**Task details**
Search the material below for the string "Reconocimiento" and extract each line that has it.

▶

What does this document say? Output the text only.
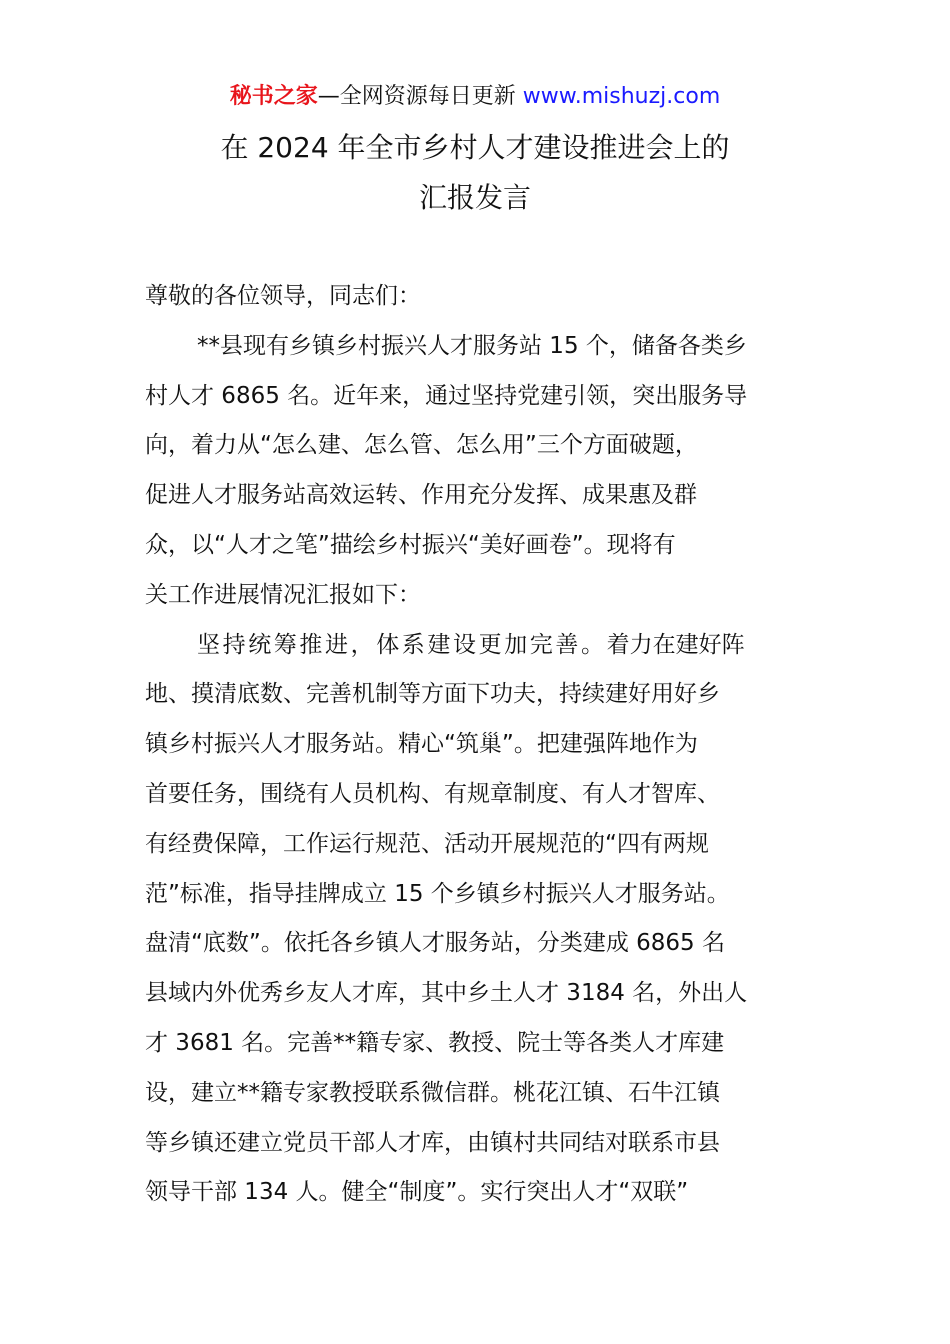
秘书之家—全网资源每日更新 www.mishuzj.com
在 2024 年全市乡村人才建设推进会上的
汇报发言
尊敬的各位领导，同志们：
**县现有乡镇乡村振兴人才服务站 15 个，储备各类乡
村人才 6865 名。近年来，通过坚持党建引领，突出服务导
向，着力从“怎么建、怎么管、怎么用”三个方面破题，
促进人才服务站高效运转、作用充分发挥、成果惠及群
众，以“人才之笔”描绘乡村振兴“美好画卷”。现将有
关工作进展情况汇报如下：
坚持统筹推进，体系建设更加完善。着力在建好阵
地、摸清底数、完善机制等方面下功夫，持续建好用好乡
镇乡村振兴人才服务站。精心“筑巢”。把建强阵地作为
首要任务，围绕有人员机构、有规章制度、有人才智库、
有经费保障，工作运行规范、活动开展规范的“四有两规
范”标准，指导挂牌成立 15 个乡镇乡村振兴人才服务站。
盘清“底数”。依托各乡镇人才服务站，分类建成 6865 名
县域内外优秀乡友人才库，其中乡土人才 3184 名，外出人
才 3681 名。完善**籍专家、教授、院士等各类人才库建
设，建立**籍专家教授联系微信群。桃花江镇、石牛江镇
等乡镇还建立党员干部人才库，由镇村共同结对联系市县
领导干部 134 人。健全“制度”。实行突出人才“双联”
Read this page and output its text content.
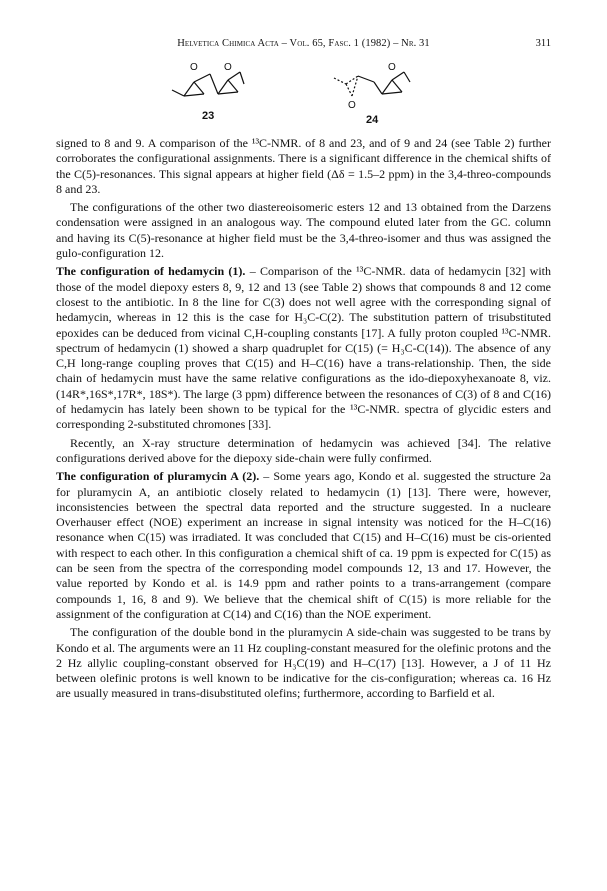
Helvetica Chimica Acta – Vol. 65, Fasc. 1 (1982) – Nr. 31	311
O	O
23
O
O
24

signed to 8 and 9. A comparison of the ¹³C-NMR. of 8 and 23, and of 9 and 24 (see Table 2) further corroborates the configurational assignments. There is a significant difference in the chemical shifts of the C(5)-resonances. This signal appears at higher field (Δδ = 1.5–2 ppm) in the 3,4-threo-compounds 8 and 23.

The configurations of the other two diastereoisomeric esters 12 and 13 obtained from the Darzens condensation were assigned in an analogous way. The compound eluted later from the GC. column and having its C(5)-resonance at higher field must be the 3,4-threo-isomer and thus was assigned the gulo-configuration 12.

The configuration of hedamycin (1). – Comparison of the ¹³C-NMR. data of hedamycin [32] with those of the model diepoxy esters 8, 9, 12 and 13 (see Table 2) shows that compounds 8 and 12 come closest to the antibiotic. In 8 the line for C(3) does not well agree with the corresponding signal of hedamycin, whereas in 12 this is the case for H₃C-C(2). The substitution pattern of trisubstituted epoxides can be deduced from vicinal C,H-coupling constants [17]. A fully proton coupled ¹³C-NMR. spectrum of hedamycin (1) showed a sharp quadruplet for C(15) (= H₃C-C(14)). The absence of any C,H long-range coupling proves that C(15) and H–C(16) have a trans-relationship. Then, the side chain of hedamycin must have the same relative configurations as the ido-diepoxyhexanoate 8, viz. (14R*,16S*,17R*, 18S*). The large (3 ppm) difference between the resonances of C(3) of 8 and C(16) of hedamycin has lately been shown to be typical for the ¹³C-NMR. spectra of glycidic esters and corresponding 2-substituted chromones [33].

Recently, an X-ray structure determination of hedamycin was achieved [34]. The relative configurations derived above for the diepoxy side-chain were fully confirmed.

The configuration of pluramycin A (2). – Some years ago, Kondo et al. suggested the structure 2a for pluramycin A, an antibiotic closely related to hedamycin (1) [13]. There were, however, inconsistencies between the spectral data reported and the structure suggested. In a nucleare Overhauser effect (NOE) experiment an increase in signal intensity was noticed for the H–C(16) resonance when C(15) was irradiated. It was concluded that C(15) and H–C(16) must be cis-oriented with respect to each other. In this configuration a chemical shift of ca. 19 ppm is expected for C(15) as can be seen from the spectra of the corresponding model compounds 12, 13 and 17. However, the value reported by Kondo et al. is 14.9 ppm and rather points to a trans-arrangement (compare compounds 1, 16, 8 and 9). We believe that the chemical shift of C(15) is more reliable for the assignment of the configuration at C(14) and C(16) than the NOE experiment.

The configuration of the double bond in the pluramycin A side-chain was suggested to be trans by Kondo et al. The arguments were an 11 Hz coupling-constant measured for the olefinic protons and the 2 Hz allylic coupling-constant observed for H₃C(19) and H–C(17) [13]. However, a J of 11 Hz between olefinic protons is well known to be indicative for the cis-configuration; whereas ca. 16 Hz are usually measured in trans-disubstituted olefins; furthermore, according to Barfield et al.
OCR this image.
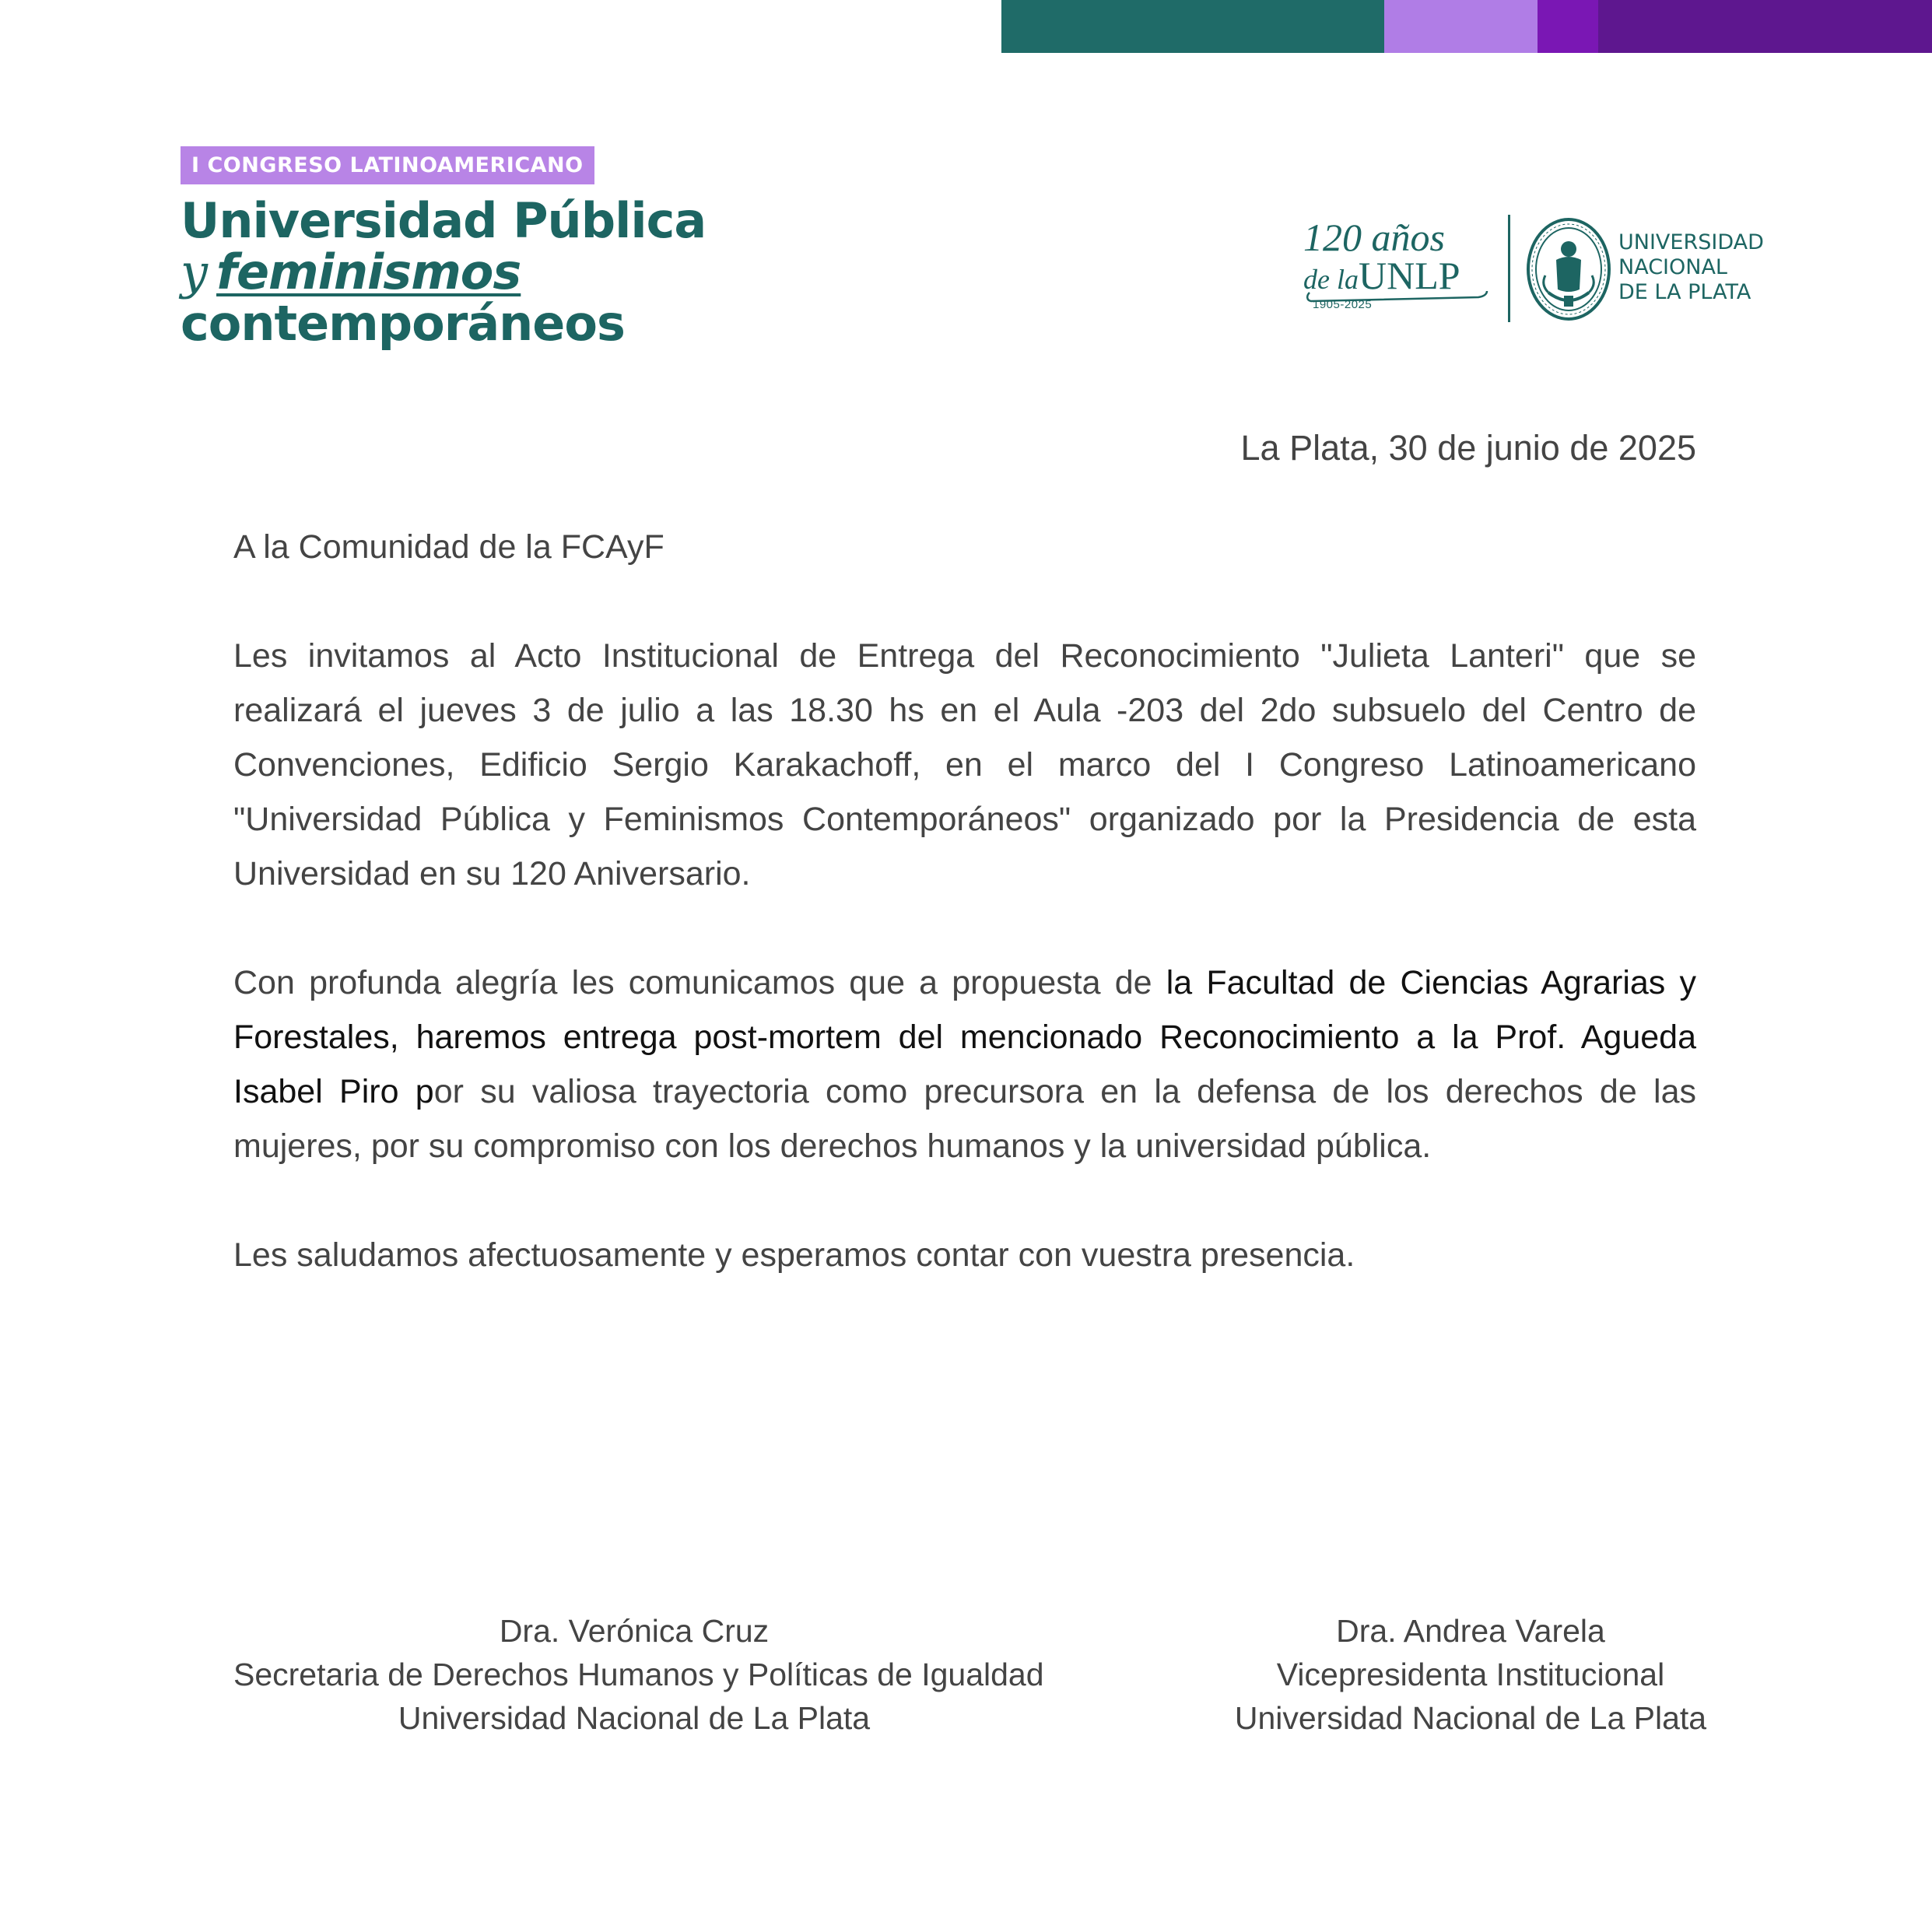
I CONGRESO LATINOAMERICANO
Universidad Pública
y feminismos
contemporáneos
120 años
de laUNLP
1905-2025
UNIVERSIDAD
NACIONAL
DE LA PLATA
La Plata, 30 de junio de 2025

A la Comunidad de la FCAyF

Les invitamos al Acto Institucional de Entrega del Reconocimiento "Julieta Lanteri" que se realizará el jueves 3 de julio a las 18.30 hs en el Aula -203 del 2do subsuelo del Centro de Convenciones, Edificio Sergio Karakachoff, en el marco del I Congreso Latinoamericano "Universidad Pública y Feminismos Contemporáneos" organizado por la Presidencia de esta Universidad en su 120 Aniversario.

Con profunda alegría les comunicamos que a propuesta de la Facultad de Ciencias Agrarias y Forestales, haremos entrega post-mortem del mencionado Reconocimiento a la Prof. Agueda Isabel Piro por su valiosa trayectoria como precursora en la defensa de los derechos de las mujeres, por su compromiso con los derechos humanos y la universidad pública.

Les saludamos afectuosamente y esperamos contar con vuestra presencia.

Dra. Verónica Cruz
Secretaria de Derechos Humanos y Políticas de Igualdad
Universidad Nacional de La Plata
Dra. Andrea Varela
Vicepresidenta Institucional
Universidad Nacional de La Plata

◀

**Task response**
Les invitamos al Acto Institucional de Entrega del Reconocimiento "Julieta Lanteri" que se realizará el jueves 3 de julio a las 18.30 hs en el Aula -203 del 2do subsuelo del Centro de Convenciones, Edificio Sergio Karakachoff, en el marco del I Congreso Latinoamericano "Universidad Pública y Feminismos Contemporáneos" organizado por la Presidencia de esta Universidad en su 120 Aniversario.
Con profunda alegría les comunicamos que a propuesta de la Facultad de Ciencias Agrarias y Forestales, haremos entrega post-mortem del mencionado Reconocimiento a la Prof. Agueda Isabel Piro por su valiosa trayectoria como precursora en la defensa de los derechos de las mujeres, por su compromiso con los derechos humanos y la universidad pública.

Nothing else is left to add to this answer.